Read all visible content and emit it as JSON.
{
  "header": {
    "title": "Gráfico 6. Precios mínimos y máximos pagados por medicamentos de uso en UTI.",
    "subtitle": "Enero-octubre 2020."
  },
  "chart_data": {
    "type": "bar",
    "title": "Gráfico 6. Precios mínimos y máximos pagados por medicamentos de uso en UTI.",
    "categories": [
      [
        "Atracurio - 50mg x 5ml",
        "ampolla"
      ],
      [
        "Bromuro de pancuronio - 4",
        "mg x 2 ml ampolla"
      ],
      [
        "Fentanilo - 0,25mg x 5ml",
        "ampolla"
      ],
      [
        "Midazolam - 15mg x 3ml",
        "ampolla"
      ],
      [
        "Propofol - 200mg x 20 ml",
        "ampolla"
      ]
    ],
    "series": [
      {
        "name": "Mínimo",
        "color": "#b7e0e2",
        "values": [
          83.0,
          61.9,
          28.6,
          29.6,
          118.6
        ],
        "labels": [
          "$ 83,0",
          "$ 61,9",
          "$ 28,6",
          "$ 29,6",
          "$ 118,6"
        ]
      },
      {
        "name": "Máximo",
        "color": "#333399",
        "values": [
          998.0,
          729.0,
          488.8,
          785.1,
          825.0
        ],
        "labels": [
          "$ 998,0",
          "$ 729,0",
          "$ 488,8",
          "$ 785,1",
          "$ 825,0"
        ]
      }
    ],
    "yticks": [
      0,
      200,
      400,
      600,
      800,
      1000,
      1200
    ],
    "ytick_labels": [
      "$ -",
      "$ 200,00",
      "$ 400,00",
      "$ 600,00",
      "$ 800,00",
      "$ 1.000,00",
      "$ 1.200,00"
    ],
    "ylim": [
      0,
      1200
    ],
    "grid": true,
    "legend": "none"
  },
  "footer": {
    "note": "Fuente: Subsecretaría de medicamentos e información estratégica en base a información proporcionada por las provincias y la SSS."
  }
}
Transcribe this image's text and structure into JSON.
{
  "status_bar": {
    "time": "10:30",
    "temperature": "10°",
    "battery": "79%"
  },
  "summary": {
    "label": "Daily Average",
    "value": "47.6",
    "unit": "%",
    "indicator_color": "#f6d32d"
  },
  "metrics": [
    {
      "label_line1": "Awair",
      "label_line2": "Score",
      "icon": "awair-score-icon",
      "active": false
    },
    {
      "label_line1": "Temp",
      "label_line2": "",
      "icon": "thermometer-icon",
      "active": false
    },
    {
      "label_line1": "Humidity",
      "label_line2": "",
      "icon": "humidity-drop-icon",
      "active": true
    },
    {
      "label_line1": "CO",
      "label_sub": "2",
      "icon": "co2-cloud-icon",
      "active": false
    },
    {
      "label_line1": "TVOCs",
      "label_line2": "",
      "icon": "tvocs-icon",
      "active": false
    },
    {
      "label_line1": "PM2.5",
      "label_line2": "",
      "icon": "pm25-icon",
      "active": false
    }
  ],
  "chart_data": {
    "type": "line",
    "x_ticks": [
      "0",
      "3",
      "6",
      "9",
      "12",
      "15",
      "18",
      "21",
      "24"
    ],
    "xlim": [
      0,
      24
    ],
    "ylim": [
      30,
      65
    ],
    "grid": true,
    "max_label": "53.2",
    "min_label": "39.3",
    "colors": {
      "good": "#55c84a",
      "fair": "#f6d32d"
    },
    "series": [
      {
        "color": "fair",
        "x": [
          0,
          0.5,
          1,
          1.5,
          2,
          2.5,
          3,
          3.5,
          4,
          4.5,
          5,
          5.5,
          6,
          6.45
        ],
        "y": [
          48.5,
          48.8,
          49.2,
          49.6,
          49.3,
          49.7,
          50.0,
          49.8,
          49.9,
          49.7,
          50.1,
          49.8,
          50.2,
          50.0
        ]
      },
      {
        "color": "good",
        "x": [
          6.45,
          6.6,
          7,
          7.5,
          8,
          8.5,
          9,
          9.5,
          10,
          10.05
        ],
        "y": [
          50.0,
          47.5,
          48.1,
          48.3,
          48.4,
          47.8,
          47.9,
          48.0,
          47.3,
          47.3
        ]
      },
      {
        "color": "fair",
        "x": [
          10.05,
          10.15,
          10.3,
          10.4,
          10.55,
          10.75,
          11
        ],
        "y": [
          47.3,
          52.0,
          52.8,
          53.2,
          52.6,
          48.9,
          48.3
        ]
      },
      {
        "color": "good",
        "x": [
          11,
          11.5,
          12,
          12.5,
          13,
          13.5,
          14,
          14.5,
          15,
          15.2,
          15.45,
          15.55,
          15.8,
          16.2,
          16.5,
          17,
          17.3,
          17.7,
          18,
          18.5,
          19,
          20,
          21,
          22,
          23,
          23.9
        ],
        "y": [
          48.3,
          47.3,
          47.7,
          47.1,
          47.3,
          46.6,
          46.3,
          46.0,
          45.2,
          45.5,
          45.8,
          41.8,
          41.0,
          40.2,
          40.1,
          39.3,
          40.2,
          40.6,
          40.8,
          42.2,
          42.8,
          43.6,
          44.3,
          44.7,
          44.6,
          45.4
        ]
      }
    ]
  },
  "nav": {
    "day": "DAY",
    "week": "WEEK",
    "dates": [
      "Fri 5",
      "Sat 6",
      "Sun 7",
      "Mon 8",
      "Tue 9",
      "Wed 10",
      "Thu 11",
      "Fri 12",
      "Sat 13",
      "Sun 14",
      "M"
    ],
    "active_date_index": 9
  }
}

■ ■ ■ ■ ■ ■ ■

— EXERCISE DESCRIPTION —
Retype the listing exactly, in full.

— RESPONSE TO THIS TASK —
Read all visible content and emit it as JSON.
{
  "header": {
    "title": "Gráfico 6. Precios mínimos y máximos pagados por medicamentos de uso en UTI.",
    "subtitle": "Enero-octubre 2020."
  },
  "chart_data": {
    "type": "bar",
    "title": "Gráfico 6. Precios mínimos y máximos pagados por medicamentos de uso en UTI.",
    "categories": [
      [
        "Atracurio - 50mg x 5ml",
        "ampolla"
      ],
      [
        "Bromuro de pancuronio - 4",
        "mg x 2 ml ampolla"
      ],
      [
        "Fentanilo - 0,25mg x 5ml",
        "ampolla"
      ],
      [
        "Midazolam - 15mg x 3ml",
        "ampolla"
      ],
      [
        "Propofol - 200mg x 20 ml",
        "ampolla"
      ]
    ],
    "series": [
      {
        "name": "Mínimo",
        "color": "#b7e0e2",
        "values": [
          83.0,
          61.9,
          28.6,
          29.6,
          118.6
        ],
        "labels": [
          "$ 83,0",
          "$ 61,9",
          "$ 28,6",
          "$ 29,6",
          "$ 118,6"
        ]
      },
      {
        "name": "Máximo",
        "color": "#333399",
        "values": [
          998.0,
          729.0,
          488.8,
          785.1,
          825.0
        ],
        "labels": [
          "$ 998,0",
          "$ 729,0",
          "$ 488,8",
          "$ 785,1",
          "$ 825,0"
        ]
      }
    ],
    "yticks": [
      0,
      200,
      400,
      600,
      800,
      1000,
      1200
    ],
    "ytick_labels": [
      "$ -",
      "$ 200,00",
      "$ 400,00",
      "$ 600,00",
      "$ 800,00",
      "$ 1.000,00",
      "$ 1.200,00"
    ],
    "ylim": [
      0,
      1200
    ],
    "grid": true,
    "legend": "none"
  },
  "footer": {
    "note": "Fuente: Subsecretaría de medicamentos e información estratégica en base a información proporcionada por las provincias y la SSS."
  }
}
Transcribe this image's text and structure into JSON.
{
  "status_bar": {
    "time": "10:30",
    "temperature": "10°",
    "battery": "79%"
  },
  "summary": {
    "label": "Daily Average",
    "value": "47.6",
    "unit": "%",
    "indicator_color": "#f6d32d"
  },
  "metrics": [
    {
      "label_line1": "Awair",
      "label_line2": "Score",
      "icon": "awair-score-icon",
      "active": false
    },
    {
      "label_line1": "Temp",
      "label_line2": "",
      "icon": "thermometer-icon",
      "active": false
    },
    {
      "label_line1": "Humidity",
      "label_line2": "",
      "icon": "humidity-drop-icon",
      "active": true
    },
    {
      "label_line1": "CO",
      "label_sub": "2",
      "icon": "co2-cloud-icon",
      "active": false
    },
    {
      "label_line1": "TVOCs",
      "label_line2": "",
      "icon": "tvocs-icon",
      "active": false
    },
    {
      "label_line1": "PM2.5",
      "label_line2": "",
      "icon": "pm25-icon",
      "active": false
    }
  ],
  "chart_data": {
    "type": "line",
    "x_ticks": [
      "0",
      "3",
      "6",
      "9",
      "12",
      "15",
      "18",
      "21",
      "24"
    ],
    "xlim": [
      0,
      24
    ],
    "ylim": [
      30,
      65
    ],
    "grid": true,
    "max_label": "53.2",
    "min_label": "39.3",
    "colors": {
      "good": "#55c84a",
      "fair": "#f6d32d"
    },
    "series": [
      {
        "color": "fair",
        "x": [
          0,
          0.5,
          1,
          1.5,
          2,
          2.5,
          3,
          3.5,
          4,
          4.5,
          5,
          5.5,
          6,
          6.45
        ],
        "y": [
          48.5,
          48.8,
          49.2,
          49.6,
          49.3,
          49.7,
          50.0,
          49.8,
          49.9,
          49.7,
          50.1,
          49.8,
          50.2,
          50.0
        ]
      },
      {
        "color": "good",
        "x": [
          6.45,
          6.6,
          7,
          7.5,
          8,
          8.5,
          9,
          9.5,
          10,
          10.05
        ],
        "y": [
          50.0,
          47.5,
          48.1,
          48.3,
          48.4,
          47.8,
          47.9,
          48.0,
          47.3,
          47.3
        ]
      },
      {
        "color": "fair",
        "x": [
          10.05,
          10.15,
          10.3,
          10.4,
          10.55,
          10.75,
          11
        ],
        "y": [
          47.3,
          52.0,
          52.8,
          53.2,
          52.6,
          48.9,
          48.3
        ]
      },
      {
        "color": "good",
        "x": [
          11,
          11.5,
          12,
          12.5,
          13,
          13.5,
          14,
          14.5,
          15,
          15.2,
          15.45,
          15.55,
          15.8,
          16.2,
          16.5,
          17,
          17.3,
          17.7,
          18,
          18.5,
          19,
          20,
          21,
          22,
          23,
          23.9
        ],
        "y": [
          48.3,
          47.3,
          47.7,
          47.1,
          47.3,
          46.6,
          46.3,
          46.0,
          45.2,
          45.5,
          45.8,
          41.8,
          41.0,
          40.2,
          40.1,
          39.3,
          40.2,
          40.6,
          40.8,
          42.2,
          42.8,
          43.6,
          44.3,
          44.7,
          44.6,
          45.4
        ]
      }
    ]
  },
  "nav": {
    "day": "DAY",
    "week": "WEEK",
    "dates": [
      "Fri 5",
      "Sat 6",
      "Sun 7",
      "Mon 8",
      "Tue 9",
      "Wed 10",
      "Thu 11",
      "Fri 12",
      "Sat 13",
      "Sun 14",
      "M"
    ],
    "active_date_index": 9
  }
}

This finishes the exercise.